• [Text segment]:
15/03/2025
The Week in Westminster
BBC
4.0 • 258 Ratings
🗓️ 15 March 2025
⏱️ 28 minutes
🧾️ Download transcript
Summary
Sonia Sodha of The Observer assesses the latest developments at Westminster.
This week the Prime Minister kickstarted a mission to remake the state which he describes as "overstretched" and "flabby". He started by announcing he would abolish the arms-length body, NHS England. But there was ongoing disquiet in the Labour party about possible cuts to welfare spending which could be coming down the track. Sonia discusses all of this with former Conservative minister, Lord Willetts, who now chairs the Resolution Foundation, and Claire Ainsley, former director of policy for Keir Starmer.
After a week of intense diplomatic manoeuvring, could a ceasefire in Ukraine be on the horizon? Sonia brings together Bronwen Maddox, director of the foreign policy think tank Chatham House, and Johnny Mercer, former Conservative MP and Minister for Veterans, who has just returned from a trip to Ukraine.

• [Given entries]:
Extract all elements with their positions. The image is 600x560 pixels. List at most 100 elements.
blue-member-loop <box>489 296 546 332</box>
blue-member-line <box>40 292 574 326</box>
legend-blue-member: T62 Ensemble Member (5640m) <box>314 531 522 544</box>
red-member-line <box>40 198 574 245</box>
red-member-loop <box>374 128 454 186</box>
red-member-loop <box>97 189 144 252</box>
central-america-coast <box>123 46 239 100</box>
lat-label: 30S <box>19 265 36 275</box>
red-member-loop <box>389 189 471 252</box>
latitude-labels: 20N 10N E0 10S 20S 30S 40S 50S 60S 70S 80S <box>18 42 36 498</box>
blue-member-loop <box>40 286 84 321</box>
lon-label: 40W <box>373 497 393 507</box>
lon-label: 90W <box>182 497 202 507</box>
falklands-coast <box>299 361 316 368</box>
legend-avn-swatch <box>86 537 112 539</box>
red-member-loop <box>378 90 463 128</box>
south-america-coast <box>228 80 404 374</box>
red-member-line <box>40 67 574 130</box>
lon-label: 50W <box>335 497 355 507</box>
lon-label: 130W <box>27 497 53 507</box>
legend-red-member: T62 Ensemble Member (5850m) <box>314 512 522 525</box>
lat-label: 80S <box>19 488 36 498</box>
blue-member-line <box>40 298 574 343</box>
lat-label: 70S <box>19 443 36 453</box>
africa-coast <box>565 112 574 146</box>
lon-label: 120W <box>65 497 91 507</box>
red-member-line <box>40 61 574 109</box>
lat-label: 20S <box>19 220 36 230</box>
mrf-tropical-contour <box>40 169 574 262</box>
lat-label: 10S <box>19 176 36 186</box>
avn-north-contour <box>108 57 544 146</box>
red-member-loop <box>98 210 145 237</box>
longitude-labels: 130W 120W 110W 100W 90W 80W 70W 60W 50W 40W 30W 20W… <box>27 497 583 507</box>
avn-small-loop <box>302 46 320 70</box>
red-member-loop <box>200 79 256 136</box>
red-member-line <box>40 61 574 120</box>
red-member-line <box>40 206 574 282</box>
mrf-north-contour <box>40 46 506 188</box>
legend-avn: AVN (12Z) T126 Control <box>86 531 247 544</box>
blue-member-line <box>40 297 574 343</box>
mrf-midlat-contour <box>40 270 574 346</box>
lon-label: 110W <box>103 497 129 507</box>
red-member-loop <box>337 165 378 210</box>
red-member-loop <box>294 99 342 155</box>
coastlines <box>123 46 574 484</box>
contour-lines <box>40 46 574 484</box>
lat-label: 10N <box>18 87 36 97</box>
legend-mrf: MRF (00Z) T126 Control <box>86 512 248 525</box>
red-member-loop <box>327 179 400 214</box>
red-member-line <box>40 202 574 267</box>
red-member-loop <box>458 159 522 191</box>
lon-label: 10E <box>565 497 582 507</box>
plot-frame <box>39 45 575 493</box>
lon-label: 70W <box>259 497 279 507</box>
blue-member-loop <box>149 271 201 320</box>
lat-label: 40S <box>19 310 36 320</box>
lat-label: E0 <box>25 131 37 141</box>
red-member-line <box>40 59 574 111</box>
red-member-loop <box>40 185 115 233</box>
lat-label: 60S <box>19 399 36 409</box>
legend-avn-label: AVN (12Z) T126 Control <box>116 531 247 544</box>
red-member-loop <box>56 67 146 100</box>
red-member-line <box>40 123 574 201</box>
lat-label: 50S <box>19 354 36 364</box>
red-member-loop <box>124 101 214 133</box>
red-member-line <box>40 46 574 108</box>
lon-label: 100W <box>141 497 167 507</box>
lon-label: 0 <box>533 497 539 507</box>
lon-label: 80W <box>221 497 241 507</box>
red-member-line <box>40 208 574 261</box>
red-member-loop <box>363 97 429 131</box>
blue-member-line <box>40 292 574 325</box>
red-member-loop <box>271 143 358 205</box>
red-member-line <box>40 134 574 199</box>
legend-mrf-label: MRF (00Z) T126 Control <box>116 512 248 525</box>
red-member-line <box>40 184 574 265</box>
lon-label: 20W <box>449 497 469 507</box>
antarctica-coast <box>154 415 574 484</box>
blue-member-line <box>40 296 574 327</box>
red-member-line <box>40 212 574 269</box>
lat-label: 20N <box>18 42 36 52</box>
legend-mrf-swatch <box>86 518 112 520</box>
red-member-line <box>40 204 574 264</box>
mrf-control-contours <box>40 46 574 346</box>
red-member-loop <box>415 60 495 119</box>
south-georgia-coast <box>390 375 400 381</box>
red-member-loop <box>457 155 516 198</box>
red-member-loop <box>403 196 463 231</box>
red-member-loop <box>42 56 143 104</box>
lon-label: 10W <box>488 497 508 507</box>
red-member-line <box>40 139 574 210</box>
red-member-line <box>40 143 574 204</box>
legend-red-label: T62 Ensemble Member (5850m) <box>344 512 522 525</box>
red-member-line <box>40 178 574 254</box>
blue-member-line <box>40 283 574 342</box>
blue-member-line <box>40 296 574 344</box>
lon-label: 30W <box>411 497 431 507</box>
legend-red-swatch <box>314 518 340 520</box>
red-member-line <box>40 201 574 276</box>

• [The tasks]:
a) In the Westminster episode page, retype the passage between "This week the" and "for Keir Starmer.", inclusive.
b) Name every guest whom Sonia Sodha talks with in the Westminster episode page.

• [Per-task outputs]:
a)
This week the Prime Minister kickstarted a mission to remake the state which he describes as "overstretched" and "flabby". He started by announcing he would abolish the arms-length body, NHS England. But there was ongoing disquiet in the Labour party about possible cuts to welfare spending which could be coming down the track. Sonia discusses all of this with former Conservative minister, Lord Willetts, who now chairs the Resolution Foundation, and Claire Ainsley, former director of policy for Keir Starmer.

b)
- Lord Willetts
- Claire Ainsley
- Bronwen Maddox
- Johnny Mercer